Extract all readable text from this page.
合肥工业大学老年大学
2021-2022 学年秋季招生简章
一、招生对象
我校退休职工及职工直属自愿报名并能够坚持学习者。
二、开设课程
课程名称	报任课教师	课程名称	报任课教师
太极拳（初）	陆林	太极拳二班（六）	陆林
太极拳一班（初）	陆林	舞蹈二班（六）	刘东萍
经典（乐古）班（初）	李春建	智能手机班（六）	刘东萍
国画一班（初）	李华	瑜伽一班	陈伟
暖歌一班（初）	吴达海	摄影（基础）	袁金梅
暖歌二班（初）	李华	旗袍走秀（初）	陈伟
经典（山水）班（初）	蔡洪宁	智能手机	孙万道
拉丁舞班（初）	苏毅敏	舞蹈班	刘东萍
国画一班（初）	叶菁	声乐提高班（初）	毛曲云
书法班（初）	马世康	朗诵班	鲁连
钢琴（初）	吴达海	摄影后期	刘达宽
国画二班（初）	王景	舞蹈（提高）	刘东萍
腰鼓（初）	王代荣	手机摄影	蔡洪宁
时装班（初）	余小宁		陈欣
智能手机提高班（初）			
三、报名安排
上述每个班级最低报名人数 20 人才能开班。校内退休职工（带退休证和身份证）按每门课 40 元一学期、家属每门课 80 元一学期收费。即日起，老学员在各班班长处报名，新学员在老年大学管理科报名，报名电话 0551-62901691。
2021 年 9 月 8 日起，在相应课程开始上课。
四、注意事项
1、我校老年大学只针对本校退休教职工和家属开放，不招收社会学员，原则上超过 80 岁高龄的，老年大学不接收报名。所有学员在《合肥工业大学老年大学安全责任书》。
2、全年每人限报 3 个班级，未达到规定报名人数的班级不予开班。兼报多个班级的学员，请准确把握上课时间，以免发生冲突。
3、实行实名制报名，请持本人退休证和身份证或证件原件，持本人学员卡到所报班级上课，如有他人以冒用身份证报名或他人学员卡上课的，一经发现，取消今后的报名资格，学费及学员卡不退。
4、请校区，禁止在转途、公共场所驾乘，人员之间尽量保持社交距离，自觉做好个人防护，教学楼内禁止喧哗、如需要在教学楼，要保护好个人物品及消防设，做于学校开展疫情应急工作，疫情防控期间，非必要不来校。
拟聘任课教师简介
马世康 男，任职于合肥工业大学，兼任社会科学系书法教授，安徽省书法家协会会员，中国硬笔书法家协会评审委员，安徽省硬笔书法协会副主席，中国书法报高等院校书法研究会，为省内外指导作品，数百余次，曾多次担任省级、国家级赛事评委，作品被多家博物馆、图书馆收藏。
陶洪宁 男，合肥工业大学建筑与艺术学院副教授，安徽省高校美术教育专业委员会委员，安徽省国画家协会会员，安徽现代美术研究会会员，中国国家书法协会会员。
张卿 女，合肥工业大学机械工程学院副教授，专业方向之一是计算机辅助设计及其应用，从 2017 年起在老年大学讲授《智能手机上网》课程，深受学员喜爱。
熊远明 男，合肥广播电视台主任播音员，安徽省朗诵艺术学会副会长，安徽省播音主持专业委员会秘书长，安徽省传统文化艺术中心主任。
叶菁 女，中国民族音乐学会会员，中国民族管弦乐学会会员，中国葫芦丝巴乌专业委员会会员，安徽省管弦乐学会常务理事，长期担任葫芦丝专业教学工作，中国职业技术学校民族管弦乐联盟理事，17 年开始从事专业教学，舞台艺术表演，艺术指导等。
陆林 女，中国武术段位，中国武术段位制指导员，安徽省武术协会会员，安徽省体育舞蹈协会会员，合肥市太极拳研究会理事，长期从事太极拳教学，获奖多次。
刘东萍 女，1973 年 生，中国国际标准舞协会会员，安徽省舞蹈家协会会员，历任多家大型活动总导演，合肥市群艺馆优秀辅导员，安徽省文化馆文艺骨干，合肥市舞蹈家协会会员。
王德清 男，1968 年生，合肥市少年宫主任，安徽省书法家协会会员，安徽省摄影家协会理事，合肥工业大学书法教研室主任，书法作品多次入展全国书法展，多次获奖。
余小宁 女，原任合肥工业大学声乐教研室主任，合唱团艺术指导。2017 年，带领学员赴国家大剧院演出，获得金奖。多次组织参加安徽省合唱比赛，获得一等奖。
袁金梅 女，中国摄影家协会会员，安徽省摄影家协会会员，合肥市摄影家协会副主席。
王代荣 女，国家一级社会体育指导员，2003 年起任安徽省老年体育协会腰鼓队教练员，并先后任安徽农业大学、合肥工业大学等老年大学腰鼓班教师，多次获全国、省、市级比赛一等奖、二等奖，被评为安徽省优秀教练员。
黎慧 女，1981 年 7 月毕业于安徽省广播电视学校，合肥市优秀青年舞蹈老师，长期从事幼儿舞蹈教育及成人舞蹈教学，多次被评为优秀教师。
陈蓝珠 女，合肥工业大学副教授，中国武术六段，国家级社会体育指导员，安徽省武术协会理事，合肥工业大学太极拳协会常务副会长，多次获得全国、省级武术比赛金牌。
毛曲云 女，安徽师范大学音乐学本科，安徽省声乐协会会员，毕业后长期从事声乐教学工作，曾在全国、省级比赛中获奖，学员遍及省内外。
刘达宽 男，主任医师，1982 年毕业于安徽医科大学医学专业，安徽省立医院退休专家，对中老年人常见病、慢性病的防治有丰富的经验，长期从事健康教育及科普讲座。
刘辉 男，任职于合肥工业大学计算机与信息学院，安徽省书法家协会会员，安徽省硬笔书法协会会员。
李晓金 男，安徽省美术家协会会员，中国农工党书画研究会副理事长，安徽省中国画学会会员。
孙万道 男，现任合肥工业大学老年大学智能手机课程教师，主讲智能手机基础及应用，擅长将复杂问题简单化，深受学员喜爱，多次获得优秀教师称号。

^^^^^^^^

What the task requires: Reproduce all of the records exactly.

Response below:
Extract all readable text from this page.
合肥工业大学老年大学
2021-2022 学年秋季招生简章
一、招生对象
我校退休职工及职工直属自愿报名并能够坚持学习者。
二、开设课程
课程名称	报任课教师	课程名称	报任课教师
太极拳（初）	陆林	太极拳二班（六）	陆林
太极拳一班（初）	陆林	舞蹈二班（六）	刘东萍
经典（乐古）班（初）	李春建	智能手机班（六）	刘东萍
国画一班（初）	李华	瑜伽一班	陈伟
暖歌一班（初）	吴达海	摄影（基础）	袁金梅
暖歌二班（初）	李华	旗袍走秀（初）	陈伟
经典（山水）班（初）	蔡洪宁	智能手机	孙万道
拉丁舞班（初）	苏毅敏	舞蹈班	刘东萍
国画一班（初）	叶菁	声乐提高班（初）	毛曲云
书法班（初）	马世康	朗诵班	鲁连
钢琴（初）	吴达海	摄影后期	刘达宽
国画二班（初）	王景	舞蹈（提高）	刘东萍
腰鼓（初）	王代荣	手机摄影	蔡洪宁
时装班（初）	余小宁		陈欣
智能手机提高班（初）			
三、报名安排
上述每个班级最低报名人数 20 人才能开班。校内退休职工（带退休证和身份证）按每门课 40 元一学期、家属每门课 80 元一学期收费。即日起，老学员在各班班长处报名，新学员在老年大学管理科报名，报名电话 0551-62901691。
2021 年 9 月 8 日起，在相应课程开始上课。
四、注意事项
1、我校老年大学只针对本校退休教职工和家属开放，不招收社会学员，原则上超过 80 岁高龄的，老年大学不接收报名。所有学员在《合肥工业大学老年大学安全责任书》。
2、全年每人限报 3 个班级，未达到规定报名人数的班级不予开班。兼报多个班级的学员，请准确把握上课时间，以免发生冲突。
3、实行实名制报名，请持本人退休证和身份证或证件原件，持本人学员卡到所报班级上课，如有他人以冒用身份证报名或他人学员卡上课的，一经发现，取消今后的报名资格，学费及学员卡不退。
4、请校区，禁止在转途、公共场所驾乘，人员之间尽量保持社交距离，自觉做好个人防护，教学楼内禁止喧哗、如需要在教学楼，要保护好个人物品及消防设，做于学校开展疫情应急工作，疫情防控期间，非必要不来校。
拟聘任课教师简介
马世康 男，任职于合肥工业大学，兼任社会科学系书法教授，安徽省书法家协会会员，中国硬笔书法家协会评审委员，安徽省硬笔书法协会副主席，中国书法报高等院校书法研究会，为省内外指导作品，数百余次，曾多次担任省级、国家级赛事评委，作品被多家博物馆、图书馆收藏。
陶洪宁 男，合肥工业大学建筑与艺术学院副教授，安徽省高校美术教育专业委员会委员，安徽省国画家协会会员，安徽现代美术研究会会员，中国国家书法协会会员。
张卿 女，合肥工业大学机械工程学院副教授，专业方向之一是计算机辅助设计及其应用，从 2017 年起在老年大学讲授《智能手机上网》课程，深受学员喜爱。
熊远明 男，合肥广播电视台主任播音员，安徽省朗诵艺术学会副会长，安徽省播音主持专业委员会秘书长，安徽省传统文化艺术中心主任。
叶菁 女，中国民族音乐学会会员，中国民族管弦乐学会会员，中国葫芦丝巴乌专业委员会会员，安徽省管弦乐学会常务理事，长期担任葫芦丝专业教学工作，中国职业技术学校民族管弦乐联盟理事，17 年开始从事专业教学，舞台艺术表演，艺术指导等。
陆林 女，中国武术段位，中国武术段位制指导员，安徽省武术协会会员，安徽省体育舞蹈协会会员，合肥市太极拳研究会理事，长期从事太极拳教学，获奖多次。
刘东萍 女，1973 年 生，中国国际标准舞协会会员，安徽省舞蹈家协会会员，历任多家大型活动总导演，合肥市群艺馆优秀辅导员，安徽省文化馆文艺骨干，合肥市舞蹈家协会会员。
王德清 男，1968 年生，合肥市少年宫主任，安徽省书法家协会会员，安徽省摄影家协会理事，合肥工业大学书法教研室主任，书法作品多次入展全国书法展，多次获奖。
余小宁 女，原任合肥工业大学声乐教研室主任，合唱团艺术指导。2017 年，带领学员赴国家大剧院演出，获得金奖。多次组织参加安徽省合唱比赛，获得一等奖。
袁金梅 女，中国摄影家协会会员，安徽省摄影家协会会员，合肥市摄影家协会副主席。
王代荣 女，国家一级社会体育指导员，2003 年起任安徽省老年体育协会腰鼓队教练员，并先后任安徽农业大学、合肥工业大学等老年大学腰鼓班教师，多次获全国、省、市级比赛一等奖、二等奖，被评为安徽省优秀教练员。
黎慧 女，1981 年 7 月毕业于安徽省广播电视学校，合肥市优秀青年舞蹈老师，长期从事幼儿舞蹈教育及成人舞蹈教学，多次被评为优秀教师。
陈蓝珠 女，合肥工业大学副教授，中国武术六段，国家级社会体育指导员，安徽省武术协会理事，合肥工业大学太极拳协会常务副会长，多次获得全国、省级武术比赛金牌。
毛曲云 女，安徽师范大学音乐学本科，安徽省声乐协会会员，毕业后长期从事声乐教学工作，曾在全国、省级比赛中获奖，学员遍及省内外。
刘达宽 男，主任医师，1982 年毕业于安徽医科大学医学专业，安徽省立医院退休专家，对中老年人常见病、慢性病的防治有丰富的经验，长期从事健康教育及科普讲座。
刘辉 男，任职于合肥工业大学计算机与信息学院，安徽省书法家协会会员，安徽省硬笔书法协会会员。
李晓金 男，安徽省美术家协会会员，中国农工党书画研究会副理事长，安徽省中国画学会会员。
孙万道 男，现任合肥工业大学老年大学智能手机课程教师，主讲智能手机基础及应用，擅长将复杂问题简单化，深受学员喜爱，多次获得优秀教师称号。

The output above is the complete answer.